-- Work instructions --
Search the records below for the word "band" and show every line where it occurs.
□ □ □ □
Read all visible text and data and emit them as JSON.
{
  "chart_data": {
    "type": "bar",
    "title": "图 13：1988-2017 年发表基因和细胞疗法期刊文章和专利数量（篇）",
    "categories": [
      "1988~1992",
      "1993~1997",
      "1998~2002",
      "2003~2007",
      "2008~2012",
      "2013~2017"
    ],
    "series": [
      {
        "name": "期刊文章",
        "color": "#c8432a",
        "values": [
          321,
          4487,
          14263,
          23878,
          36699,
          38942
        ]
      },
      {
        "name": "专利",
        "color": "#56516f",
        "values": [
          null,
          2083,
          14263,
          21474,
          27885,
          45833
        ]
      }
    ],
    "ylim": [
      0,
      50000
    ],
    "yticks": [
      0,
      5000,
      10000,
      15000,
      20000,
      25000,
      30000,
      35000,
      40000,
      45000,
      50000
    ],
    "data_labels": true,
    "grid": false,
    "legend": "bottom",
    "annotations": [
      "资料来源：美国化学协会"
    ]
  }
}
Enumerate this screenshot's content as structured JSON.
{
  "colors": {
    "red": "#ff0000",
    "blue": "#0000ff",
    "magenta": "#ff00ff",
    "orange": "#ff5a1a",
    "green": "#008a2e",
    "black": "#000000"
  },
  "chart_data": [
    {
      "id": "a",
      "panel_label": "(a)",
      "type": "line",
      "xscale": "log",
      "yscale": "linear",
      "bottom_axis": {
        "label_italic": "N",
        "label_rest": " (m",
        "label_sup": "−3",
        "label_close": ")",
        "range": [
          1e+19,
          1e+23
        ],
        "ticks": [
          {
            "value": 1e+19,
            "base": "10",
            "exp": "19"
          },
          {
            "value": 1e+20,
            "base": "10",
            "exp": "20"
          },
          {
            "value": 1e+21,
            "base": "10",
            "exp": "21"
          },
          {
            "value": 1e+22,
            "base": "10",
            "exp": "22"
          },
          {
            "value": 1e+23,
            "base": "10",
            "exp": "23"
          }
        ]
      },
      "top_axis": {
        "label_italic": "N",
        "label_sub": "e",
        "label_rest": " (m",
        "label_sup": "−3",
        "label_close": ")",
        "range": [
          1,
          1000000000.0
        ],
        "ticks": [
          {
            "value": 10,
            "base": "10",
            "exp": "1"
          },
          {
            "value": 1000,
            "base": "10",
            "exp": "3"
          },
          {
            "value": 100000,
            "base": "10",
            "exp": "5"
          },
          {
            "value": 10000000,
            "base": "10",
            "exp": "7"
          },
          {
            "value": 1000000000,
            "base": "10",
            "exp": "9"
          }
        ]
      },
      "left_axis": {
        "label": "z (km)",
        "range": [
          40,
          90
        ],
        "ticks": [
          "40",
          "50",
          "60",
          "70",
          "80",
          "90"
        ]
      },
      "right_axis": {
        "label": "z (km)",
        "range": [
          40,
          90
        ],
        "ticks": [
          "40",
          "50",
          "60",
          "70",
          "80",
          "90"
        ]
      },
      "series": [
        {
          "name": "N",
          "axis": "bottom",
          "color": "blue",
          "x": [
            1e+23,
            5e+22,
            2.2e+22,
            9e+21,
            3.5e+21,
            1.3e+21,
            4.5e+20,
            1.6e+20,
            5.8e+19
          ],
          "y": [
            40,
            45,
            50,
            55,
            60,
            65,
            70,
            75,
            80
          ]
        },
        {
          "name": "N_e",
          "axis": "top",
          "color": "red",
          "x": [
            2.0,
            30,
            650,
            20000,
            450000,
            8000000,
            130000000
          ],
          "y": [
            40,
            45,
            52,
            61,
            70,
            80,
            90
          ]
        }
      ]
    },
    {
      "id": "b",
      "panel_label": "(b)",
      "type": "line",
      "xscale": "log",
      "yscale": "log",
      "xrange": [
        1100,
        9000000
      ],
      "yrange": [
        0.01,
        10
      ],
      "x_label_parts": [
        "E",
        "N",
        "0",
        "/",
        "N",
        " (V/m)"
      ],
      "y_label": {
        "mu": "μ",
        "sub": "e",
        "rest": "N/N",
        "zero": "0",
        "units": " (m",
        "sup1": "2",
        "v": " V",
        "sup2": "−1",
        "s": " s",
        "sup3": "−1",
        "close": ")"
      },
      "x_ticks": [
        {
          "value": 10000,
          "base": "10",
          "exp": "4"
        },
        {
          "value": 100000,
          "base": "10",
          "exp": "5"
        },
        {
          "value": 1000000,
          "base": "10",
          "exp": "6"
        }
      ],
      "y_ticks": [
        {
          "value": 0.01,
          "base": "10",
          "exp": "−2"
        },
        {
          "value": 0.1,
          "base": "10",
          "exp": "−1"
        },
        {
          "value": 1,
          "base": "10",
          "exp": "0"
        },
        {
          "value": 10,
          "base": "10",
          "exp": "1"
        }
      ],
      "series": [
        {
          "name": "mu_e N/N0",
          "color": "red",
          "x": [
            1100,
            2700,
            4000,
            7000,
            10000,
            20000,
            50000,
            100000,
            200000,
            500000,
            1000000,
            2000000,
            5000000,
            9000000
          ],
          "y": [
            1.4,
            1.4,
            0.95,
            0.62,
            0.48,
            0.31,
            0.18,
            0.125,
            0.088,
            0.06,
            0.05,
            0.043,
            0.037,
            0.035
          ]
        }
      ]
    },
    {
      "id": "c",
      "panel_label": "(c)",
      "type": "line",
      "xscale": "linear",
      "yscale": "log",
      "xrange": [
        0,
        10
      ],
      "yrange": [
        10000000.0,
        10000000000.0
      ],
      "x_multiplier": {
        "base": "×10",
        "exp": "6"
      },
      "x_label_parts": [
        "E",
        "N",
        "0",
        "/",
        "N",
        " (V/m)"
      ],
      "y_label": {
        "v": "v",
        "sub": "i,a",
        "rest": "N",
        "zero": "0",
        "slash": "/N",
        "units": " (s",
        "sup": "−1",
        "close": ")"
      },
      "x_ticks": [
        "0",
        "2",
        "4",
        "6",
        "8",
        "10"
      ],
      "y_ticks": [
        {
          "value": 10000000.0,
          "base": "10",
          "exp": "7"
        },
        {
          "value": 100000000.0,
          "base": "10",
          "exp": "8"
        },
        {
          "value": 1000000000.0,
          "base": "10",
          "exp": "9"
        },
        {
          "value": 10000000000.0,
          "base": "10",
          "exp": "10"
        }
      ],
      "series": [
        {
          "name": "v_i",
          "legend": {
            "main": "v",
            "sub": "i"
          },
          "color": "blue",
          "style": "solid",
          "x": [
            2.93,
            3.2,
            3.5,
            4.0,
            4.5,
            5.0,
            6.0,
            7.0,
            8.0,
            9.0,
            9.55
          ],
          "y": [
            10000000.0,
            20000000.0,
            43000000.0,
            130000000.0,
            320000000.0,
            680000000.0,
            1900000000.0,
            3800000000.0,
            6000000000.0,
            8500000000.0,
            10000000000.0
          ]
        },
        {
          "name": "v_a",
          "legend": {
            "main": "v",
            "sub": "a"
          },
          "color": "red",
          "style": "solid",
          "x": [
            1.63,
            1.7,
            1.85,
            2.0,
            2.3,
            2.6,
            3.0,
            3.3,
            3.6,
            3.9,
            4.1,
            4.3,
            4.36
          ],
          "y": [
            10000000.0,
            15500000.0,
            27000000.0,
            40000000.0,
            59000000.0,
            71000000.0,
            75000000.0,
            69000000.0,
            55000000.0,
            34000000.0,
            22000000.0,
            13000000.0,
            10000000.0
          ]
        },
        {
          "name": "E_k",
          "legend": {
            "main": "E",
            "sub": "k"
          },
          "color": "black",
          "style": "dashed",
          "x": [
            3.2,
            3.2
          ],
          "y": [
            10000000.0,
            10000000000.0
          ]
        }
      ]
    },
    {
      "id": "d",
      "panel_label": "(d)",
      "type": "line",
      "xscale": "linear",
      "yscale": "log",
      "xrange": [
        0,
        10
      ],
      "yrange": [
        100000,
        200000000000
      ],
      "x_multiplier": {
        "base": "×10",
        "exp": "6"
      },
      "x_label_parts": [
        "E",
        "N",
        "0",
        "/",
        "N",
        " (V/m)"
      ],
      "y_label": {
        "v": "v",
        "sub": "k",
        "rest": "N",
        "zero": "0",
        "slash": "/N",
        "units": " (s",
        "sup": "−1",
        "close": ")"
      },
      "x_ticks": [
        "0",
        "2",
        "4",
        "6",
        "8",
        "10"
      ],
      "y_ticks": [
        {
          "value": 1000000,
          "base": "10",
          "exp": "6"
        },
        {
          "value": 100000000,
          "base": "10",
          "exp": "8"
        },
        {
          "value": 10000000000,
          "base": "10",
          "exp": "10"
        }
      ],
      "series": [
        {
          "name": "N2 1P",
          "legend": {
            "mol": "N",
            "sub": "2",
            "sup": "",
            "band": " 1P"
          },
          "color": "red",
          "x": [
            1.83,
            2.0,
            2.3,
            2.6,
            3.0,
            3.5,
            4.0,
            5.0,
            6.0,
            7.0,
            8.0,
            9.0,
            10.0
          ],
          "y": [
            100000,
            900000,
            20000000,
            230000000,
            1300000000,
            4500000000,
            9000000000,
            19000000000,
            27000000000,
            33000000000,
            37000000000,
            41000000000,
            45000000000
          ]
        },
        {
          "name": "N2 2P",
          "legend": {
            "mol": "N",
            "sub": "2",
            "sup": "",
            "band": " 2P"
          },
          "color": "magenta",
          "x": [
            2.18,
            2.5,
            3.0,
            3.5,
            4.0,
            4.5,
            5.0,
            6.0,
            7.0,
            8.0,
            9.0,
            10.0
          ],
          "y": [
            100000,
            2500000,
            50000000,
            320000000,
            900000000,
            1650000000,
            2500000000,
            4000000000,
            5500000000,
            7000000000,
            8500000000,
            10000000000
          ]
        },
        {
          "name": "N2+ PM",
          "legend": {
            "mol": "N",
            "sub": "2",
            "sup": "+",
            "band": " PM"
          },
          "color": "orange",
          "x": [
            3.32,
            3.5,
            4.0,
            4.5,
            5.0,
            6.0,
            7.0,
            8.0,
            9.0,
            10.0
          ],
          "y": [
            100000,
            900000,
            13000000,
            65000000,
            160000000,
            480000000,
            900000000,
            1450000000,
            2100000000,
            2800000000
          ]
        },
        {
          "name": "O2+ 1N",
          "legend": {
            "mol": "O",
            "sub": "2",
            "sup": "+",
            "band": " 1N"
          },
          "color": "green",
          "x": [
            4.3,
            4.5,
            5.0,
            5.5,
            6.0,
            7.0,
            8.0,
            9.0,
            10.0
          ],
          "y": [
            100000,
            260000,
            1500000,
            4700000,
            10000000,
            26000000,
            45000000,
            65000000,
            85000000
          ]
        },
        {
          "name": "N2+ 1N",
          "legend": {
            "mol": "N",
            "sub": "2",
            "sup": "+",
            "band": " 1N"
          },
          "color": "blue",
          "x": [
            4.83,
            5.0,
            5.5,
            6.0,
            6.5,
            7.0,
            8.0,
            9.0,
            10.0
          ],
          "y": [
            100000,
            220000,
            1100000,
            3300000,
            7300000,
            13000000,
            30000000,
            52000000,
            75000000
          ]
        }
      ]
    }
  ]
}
□ □ □ □
-- Exercise solution --
            "band": " 1P"
            "band": " 2P"
            "band": " PM"
            "band": " 1N"
            "band": " 1N"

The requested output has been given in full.